> [Job]
Please write out the lines of the records from the line with "bar-segment: [335, 266, 381, 300]" up to and including the line with "bar-segment: [615, 347, 661, 377]".

> [Records supplied]

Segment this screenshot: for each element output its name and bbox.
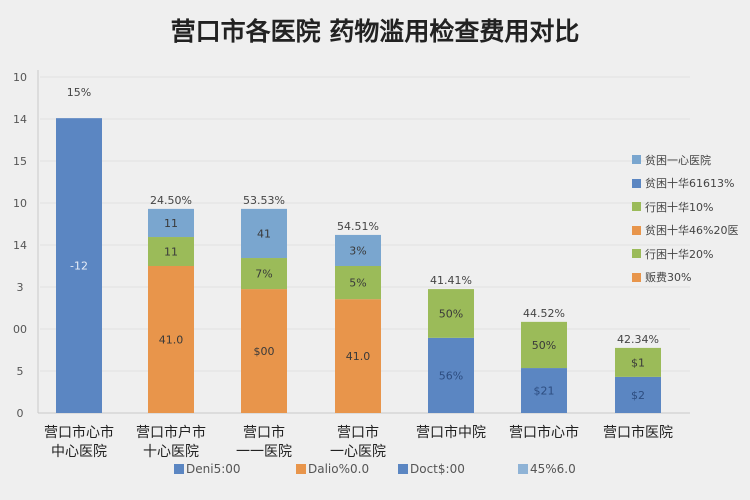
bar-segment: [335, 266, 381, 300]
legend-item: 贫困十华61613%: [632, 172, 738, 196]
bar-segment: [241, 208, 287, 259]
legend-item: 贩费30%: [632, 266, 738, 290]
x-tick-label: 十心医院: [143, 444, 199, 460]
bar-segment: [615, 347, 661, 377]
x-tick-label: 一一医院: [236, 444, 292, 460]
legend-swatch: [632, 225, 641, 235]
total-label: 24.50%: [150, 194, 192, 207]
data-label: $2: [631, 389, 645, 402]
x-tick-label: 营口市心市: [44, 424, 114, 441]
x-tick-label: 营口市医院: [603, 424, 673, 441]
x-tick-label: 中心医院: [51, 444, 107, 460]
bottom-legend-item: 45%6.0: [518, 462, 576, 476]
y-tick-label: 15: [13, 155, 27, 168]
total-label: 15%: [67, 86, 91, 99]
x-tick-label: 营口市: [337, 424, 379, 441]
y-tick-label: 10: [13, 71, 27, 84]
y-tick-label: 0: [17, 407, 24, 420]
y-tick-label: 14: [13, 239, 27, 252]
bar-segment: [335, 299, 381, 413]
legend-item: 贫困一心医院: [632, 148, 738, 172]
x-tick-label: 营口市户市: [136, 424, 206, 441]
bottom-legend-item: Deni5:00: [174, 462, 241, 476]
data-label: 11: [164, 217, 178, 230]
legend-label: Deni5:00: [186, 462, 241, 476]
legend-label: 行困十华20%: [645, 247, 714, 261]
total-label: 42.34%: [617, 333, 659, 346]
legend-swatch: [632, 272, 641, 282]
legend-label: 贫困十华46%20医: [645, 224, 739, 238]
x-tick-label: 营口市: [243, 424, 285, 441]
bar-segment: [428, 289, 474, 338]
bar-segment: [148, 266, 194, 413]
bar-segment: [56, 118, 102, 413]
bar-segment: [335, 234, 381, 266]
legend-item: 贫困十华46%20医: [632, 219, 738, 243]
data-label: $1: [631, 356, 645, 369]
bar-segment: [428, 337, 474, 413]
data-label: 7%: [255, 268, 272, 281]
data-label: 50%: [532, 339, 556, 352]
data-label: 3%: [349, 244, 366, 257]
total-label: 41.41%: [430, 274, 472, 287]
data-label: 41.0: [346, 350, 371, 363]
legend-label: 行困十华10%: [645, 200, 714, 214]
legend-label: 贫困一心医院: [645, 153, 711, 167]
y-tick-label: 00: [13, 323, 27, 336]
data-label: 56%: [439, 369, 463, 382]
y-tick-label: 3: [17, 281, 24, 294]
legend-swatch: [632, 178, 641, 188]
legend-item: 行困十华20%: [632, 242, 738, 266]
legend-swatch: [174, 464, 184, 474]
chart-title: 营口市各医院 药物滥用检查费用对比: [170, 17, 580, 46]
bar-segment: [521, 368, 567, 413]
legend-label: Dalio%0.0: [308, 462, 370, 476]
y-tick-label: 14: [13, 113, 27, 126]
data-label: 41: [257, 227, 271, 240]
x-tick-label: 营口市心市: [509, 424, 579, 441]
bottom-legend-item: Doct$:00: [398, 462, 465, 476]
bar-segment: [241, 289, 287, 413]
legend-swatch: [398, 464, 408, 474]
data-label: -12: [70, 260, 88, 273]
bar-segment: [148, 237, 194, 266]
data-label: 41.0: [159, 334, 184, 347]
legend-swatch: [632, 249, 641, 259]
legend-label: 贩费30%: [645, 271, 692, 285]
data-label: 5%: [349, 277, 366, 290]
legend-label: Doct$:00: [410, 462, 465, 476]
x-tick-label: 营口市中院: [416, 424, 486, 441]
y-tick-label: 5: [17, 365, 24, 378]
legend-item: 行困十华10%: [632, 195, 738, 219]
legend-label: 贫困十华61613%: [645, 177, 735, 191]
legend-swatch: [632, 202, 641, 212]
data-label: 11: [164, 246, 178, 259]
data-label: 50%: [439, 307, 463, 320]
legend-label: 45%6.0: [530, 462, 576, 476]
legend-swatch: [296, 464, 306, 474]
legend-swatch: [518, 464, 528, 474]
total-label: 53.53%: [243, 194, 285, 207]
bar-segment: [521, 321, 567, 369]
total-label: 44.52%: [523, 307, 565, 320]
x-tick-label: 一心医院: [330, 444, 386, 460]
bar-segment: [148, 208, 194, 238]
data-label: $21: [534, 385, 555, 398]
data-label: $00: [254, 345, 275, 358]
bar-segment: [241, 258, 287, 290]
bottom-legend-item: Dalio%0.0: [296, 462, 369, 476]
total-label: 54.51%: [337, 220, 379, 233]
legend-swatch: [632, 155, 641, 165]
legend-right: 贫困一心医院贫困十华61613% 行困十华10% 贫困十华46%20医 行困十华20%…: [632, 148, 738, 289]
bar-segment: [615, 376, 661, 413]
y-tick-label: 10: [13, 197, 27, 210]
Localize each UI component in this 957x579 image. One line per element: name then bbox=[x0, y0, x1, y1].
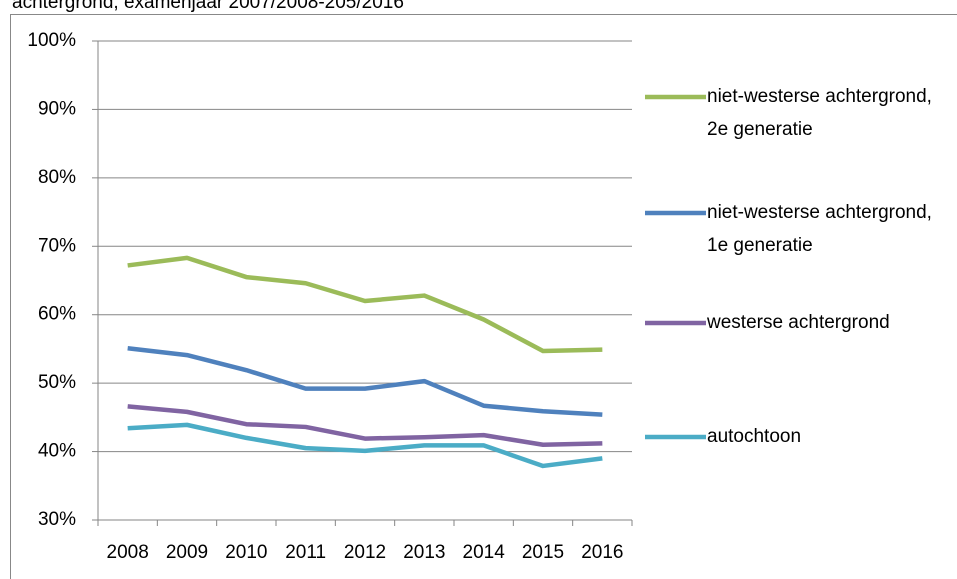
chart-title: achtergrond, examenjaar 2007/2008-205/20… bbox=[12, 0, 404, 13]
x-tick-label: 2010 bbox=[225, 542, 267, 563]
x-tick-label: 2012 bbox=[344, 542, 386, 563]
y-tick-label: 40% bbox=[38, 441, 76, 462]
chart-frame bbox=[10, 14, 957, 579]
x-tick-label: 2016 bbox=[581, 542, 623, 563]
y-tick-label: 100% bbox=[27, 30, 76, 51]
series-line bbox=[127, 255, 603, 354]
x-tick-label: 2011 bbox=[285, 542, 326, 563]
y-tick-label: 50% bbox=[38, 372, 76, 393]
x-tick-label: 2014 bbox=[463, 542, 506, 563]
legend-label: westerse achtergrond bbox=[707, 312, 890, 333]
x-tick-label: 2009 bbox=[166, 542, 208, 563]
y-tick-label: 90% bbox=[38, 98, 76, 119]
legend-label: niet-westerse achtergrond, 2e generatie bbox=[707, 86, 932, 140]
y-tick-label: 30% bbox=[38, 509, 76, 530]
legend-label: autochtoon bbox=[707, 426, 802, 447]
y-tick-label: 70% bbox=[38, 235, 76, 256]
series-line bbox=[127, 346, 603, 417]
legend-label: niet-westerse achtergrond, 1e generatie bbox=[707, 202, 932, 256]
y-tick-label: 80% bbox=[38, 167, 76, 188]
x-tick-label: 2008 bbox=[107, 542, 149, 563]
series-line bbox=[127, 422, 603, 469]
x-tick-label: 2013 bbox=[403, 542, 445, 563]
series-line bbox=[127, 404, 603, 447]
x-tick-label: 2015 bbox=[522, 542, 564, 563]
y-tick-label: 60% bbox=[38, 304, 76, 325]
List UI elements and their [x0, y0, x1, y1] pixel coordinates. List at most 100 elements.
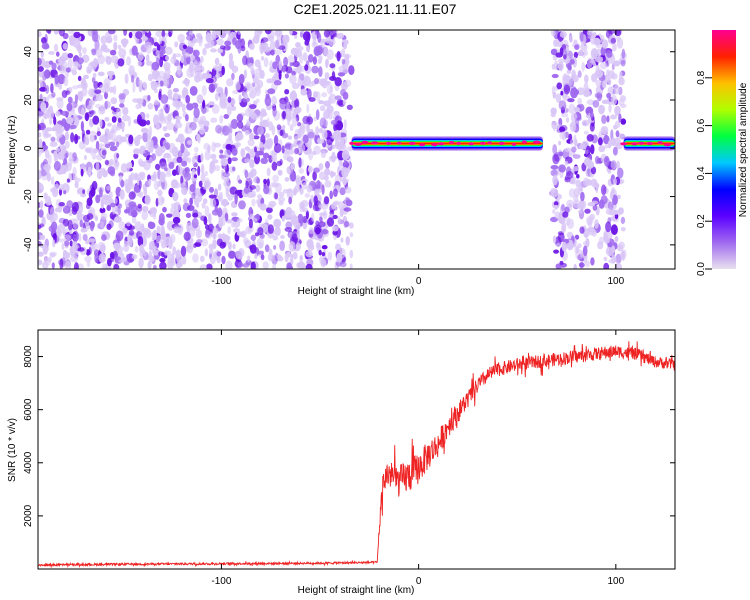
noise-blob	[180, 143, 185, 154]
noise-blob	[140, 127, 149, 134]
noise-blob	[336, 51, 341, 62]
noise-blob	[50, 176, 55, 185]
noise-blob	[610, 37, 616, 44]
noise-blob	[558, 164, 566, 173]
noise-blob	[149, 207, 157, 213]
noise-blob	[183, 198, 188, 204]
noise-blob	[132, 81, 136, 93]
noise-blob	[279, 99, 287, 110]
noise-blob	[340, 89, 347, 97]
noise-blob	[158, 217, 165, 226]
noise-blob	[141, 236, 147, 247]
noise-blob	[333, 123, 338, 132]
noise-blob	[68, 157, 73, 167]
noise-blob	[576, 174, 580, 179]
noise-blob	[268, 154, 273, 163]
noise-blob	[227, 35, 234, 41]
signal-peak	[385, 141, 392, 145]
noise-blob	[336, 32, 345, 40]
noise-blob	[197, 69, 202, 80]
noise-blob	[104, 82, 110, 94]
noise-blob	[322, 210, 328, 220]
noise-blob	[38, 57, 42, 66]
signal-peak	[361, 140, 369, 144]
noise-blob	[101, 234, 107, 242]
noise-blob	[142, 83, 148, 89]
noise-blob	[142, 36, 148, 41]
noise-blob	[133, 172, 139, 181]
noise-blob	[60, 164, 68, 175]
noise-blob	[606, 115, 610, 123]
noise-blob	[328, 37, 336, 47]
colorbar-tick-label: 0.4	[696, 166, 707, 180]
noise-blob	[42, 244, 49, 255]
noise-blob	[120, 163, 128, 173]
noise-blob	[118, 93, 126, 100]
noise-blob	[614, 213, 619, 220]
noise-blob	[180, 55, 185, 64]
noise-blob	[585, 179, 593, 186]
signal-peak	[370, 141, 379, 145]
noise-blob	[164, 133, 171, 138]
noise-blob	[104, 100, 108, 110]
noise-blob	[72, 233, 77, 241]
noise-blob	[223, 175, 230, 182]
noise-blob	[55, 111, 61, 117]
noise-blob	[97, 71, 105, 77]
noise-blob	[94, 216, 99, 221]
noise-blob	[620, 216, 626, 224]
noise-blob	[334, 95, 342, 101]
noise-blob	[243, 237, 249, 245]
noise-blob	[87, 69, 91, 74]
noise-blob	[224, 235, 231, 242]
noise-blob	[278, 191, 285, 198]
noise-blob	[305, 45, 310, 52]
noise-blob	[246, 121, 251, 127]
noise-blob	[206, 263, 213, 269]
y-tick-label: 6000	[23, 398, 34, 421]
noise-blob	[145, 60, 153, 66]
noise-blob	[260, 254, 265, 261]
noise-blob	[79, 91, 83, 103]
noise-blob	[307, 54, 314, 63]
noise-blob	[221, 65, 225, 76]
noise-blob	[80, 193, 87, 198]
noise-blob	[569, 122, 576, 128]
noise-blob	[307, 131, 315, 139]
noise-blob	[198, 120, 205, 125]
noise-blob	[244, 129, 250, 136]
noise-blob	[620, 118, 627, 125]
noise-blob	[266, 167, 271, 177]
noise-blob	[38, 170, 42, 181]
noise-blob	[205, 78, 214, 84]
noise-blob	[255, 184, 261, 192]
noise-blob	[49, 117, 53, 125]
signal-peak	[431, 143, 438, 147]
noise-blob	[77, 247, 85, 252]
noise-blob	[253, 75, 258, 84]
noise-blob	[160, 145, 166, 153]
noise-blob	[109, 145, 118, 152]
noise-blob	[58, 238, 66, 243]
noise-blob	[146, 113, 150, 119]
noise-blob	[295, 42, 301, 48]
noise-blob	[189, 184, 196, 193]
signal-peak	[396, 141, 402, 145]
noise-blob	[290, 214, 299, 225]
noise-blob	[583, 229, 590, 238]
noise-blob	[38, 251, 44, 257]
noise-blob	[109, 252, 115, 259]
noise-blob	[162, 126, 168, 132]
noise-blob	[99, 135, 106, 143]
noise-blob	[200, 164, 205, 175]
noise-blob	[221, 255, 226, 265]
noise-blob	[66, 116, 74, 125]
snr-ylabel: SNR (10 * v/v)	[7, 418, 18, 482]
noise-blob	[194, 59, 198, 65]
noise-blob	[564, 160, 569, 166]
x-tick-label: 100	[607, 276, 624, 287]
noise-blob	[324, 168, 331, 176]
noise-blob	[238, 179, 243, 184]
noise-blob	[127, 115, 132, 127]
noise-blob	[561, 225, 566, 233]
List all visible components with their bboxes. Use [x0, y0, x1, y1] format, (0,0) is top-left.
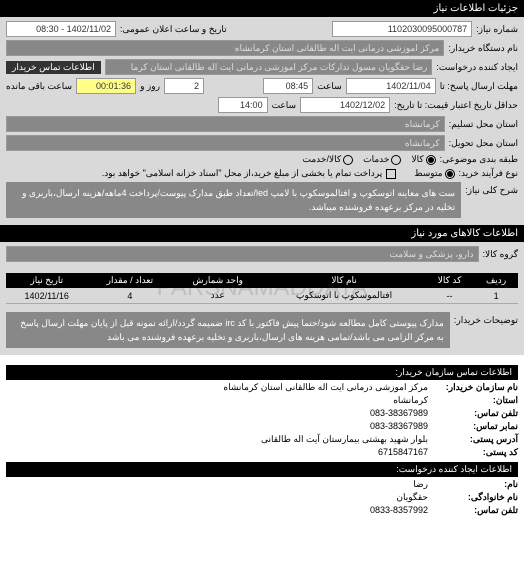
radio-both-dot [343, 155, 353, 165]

> [Solution to this problem]
bar-segment: [335, 266, 381, 300]
legend-item: 贫困十华61613%: [632, 172, 738, 196]
bar-segment: [241, 208, 287, 259]
legend-item: 贩费30%: [632, 266, 738, 290]
x-tick-label: 十心医院: [143, 444, 199, 460]
bar-segment: [615, 347, 661, 377]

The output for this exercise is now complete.